The problem - Extract all lines containing "right".

Entries supplied -
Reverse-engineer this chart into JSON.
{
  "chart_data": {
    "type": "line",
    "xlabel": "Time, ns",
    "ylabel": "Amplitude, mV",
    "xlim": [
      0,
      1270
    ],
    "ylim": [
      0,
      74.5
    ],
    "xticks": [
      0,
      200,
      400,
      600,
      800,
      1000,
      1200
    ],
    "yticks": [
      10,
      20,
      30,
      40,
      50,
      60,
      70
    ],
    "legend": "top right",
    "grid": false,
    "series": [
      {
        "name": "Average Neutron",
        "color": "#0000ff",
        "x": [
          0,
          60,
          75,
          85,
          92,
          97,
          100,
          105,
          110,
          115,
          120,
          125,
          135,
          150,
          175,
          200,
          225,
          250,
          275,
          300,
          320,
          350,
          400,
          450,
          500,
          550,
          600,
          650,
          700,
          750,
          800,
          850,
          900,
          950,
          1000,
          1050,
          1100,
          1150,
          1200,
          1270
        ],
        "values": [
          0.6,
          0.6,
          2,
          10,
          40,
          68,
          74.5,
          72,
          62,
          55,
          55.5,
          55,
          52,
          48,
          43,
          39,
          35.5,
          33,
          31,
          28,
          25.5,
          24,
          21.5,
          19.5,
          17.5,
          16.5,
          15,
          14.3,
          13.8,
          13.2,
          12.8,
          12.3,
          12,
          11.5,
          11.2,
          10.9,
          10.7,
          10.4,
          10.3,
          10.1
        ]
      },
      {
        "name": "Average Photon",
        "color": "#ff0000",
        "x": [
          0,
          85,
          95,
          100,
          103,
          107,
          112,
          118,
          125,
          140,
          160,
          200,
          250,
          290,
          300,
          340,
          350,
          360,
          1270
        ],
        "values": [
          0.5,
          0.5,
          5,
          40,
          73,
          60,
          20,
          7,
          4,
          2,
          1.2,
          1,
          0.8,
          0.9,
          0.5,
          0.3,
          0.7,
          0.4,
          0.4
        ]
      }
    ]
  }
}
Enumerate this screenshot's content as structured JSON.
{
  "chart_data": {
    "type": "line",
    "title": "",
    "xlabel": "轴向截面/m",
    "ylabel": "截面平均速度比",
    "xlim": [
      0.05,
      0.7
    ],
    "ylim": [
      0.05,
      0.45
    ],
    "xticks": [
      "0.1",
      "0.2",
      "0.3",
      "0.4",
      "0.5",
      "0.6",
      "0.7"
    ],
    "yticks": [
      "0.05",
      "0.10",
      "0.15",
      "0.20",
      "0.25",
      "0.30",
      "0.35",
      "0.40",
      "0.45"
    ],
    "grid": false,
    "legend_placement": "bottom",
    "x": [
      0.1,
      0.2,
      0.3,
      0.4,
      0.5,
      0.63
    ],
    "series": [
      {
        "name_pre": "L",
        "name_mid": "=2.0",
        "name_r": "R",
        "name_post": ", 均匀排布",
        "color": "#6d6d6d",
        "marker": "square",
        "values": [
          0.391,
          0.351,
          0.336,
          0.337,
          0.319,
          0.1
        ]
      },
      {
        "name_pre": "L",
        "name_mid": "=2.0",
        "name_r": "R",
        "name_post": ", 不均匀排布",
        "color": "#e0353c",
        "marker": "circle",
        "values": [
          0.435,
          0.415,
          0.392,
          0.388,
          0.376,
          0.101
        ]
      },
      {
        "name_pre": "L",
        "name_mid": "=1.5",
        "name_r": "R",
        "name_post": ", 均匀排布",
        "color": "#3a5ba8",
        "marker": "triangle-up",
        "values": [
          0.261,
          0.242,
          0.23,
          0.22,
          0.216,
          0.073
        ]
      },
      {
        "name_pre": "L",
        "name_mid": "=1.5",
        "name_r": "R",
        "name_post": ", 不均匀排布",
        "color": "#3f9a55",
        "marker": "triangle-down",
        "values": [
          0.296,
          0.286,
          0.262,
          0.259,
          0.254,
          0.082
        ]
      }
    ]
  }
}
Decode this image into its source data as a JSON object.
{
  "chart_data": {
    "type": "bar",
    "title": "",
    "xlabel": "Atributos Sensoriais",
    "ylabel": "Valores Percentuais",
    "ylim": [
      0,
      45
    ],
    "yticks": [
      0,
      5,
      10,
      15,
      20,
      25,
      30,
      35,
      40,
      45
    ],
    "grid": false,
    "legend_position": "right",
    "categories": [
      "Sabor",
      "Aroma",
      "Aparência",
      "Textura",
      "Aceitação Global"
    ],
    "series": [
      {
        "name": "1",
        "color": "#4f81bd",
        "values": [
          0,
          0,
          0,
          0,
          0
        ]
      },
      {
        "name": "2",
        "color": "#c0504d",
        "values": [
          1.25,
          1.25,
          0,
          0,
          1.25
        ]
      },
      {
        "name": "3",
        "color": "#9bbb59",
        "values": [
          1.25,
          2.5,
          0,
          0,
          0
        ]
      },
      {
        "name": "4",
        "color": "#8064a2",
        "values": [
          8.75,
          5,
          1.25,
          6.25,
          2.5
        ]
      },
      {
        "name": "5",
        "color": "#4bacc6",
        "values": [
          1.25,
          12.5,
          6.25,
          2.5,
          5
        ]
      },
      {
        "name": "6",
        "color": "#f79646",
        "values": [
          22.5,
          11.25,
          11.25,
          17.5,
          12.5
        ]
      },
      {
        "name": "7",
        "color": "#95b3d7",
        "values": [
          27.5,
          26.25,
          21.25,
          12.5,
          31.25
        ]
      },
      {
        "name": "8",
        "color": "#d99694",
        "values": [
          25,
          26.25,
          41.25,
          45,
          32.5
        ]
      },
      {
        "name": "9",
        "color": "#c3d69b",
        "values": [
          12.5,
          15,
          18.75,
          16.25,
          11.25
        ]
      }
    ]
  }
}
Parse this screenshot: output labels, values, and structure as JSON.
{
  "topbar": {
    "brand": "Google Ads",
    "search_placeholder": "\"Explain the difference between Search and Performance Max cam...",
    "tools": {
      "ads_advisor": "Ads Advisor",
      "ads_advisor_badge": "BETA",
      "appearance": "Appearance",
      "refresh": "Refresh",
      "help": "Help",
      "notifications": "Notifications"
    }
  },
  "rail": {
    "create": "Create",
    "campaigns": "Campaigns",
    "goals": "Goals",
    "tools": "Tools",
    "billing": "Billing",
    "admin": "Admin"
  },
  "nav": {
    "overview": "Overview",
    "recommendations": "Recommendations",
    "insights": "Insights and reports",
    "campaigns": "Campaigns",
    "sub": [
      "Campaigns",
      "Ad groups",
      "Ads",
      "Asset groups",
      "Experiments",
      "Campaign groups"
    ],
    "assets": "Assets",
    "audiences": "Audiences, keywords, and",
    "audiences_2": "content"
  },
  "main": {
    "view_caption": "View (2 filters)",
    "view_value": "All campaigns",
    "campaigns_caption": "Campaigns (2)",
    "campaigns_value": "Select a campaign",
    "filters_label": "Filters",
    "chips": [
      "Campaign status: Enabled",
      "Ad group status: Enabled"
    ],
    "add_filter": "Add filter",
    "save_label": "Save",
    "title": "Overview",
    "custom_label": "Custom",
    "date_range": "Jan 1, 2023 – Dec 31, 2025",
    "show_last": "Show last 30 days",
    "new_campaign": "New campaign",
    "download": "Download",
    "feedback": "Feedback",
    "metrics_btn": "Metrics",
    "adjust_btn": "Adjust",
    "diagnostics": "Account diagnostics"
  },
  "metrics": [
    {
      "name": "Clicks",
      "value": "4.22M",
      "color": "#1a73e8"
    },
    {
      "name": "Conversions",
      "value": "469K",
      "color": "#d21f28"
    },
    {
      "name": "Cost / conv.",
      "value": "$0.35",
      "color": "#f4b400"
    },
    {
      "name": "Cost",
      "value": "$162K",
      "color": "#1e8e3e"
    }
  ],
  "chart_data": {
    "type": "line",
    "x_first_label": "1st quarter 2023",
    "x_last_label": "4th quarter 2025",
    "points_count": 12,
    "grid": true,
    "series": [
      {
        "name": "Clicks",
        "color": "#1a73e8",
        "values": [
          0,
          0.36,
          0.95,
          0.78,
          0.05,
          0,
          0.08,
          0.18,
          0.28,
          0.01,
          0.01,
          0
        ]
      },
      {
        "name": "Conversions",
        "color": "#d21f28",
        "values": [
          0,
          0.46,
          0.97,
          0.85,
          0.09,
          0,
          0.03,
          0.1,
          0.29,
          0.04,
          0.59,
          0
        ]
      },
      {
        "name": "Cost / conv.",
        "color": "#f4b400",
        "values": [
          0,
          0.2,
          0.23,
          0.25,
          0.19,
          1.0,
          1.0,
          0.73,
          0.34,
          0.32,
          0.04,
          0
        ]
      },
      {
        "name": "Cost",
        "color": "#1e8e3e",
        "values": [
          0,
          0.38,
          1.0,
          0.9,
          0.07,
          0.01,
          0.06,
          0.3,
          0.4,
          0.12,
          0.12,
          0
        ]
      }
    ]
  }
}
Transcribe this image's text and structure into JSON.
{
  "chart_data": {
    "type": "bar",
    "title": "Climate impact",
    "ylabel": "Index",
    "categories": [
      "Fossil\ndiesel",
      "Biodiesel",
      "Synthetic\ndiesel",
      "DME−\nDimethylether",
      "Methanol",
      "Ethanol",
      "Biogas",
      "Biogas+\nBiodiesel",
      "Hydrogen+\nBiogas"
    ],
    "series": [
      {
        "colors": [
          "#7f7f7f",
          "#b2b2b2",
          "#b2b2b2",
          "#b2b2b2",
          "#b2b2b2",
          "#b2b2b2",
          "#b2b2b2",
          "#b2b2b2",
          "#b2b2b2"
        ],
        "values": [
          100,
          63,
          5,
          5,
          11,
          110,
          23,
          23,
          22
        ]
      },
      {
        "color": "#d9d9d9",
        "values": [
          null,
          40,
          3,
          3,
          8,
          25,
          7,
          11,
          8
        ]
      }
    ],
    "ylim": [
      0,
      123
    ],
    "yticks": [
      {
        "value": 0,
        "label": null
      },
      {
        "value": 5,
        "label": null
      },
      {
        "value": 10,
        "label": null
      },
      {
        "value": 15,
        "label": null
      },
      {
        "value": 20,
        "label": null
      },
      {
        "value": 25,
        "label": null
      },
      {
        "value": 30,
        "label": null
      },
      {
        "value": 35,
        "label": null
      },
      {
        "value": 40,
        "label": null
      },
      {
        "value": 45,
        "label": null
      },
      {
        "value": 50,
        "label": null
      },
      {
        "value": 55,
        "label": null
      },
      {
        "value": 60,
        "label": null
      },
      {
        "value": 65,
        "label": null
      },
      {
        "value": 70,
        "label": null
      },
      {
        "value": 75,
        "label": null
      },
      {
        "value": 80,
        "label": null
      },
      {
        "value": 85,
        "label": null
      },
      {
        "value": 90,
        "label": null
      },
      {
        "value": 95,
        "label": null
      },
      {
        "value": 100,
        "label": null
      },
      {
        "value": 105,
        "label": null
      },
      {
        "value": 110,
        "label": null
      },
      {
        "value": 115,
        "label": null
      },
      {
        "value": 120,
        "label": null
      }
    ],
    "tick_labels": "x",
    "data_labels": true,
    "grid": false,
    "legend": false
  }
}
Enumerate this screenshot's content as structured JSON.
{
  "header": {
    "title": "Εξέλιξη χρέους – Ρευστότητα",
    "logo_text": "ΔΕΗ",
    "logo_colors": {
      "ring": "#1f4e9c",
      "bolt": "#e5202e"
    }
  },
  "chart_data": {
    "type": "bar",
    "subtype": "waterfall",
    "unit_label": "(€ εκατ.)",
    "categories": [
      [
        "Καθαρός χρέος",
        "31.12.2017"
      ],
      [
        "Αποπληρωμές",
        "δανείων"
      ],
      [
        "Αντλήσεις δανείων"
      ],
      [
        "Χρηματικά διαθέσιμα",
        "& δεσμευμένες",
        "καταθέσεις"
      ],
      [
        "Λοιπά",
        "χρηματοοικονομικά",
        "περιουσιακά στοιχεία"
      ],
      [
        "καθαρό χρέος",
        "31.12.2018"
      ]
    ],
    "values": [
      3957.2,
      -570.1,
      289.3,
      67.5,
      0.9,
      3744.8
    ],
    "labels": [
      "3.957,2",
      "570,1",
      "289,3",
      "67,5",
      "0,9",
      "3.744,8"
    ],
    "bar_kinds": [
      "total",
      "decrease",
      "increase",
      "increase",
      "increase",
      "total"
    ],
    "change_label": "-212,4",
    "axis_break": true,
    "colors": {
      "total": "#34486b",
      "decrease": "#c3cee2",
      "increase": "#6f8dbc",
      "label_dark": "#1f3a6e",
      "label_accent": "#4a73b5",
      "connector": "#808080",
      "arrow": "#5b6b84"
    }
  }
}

Exercise response -
    "legend": "top right",
    "legend_position": "right",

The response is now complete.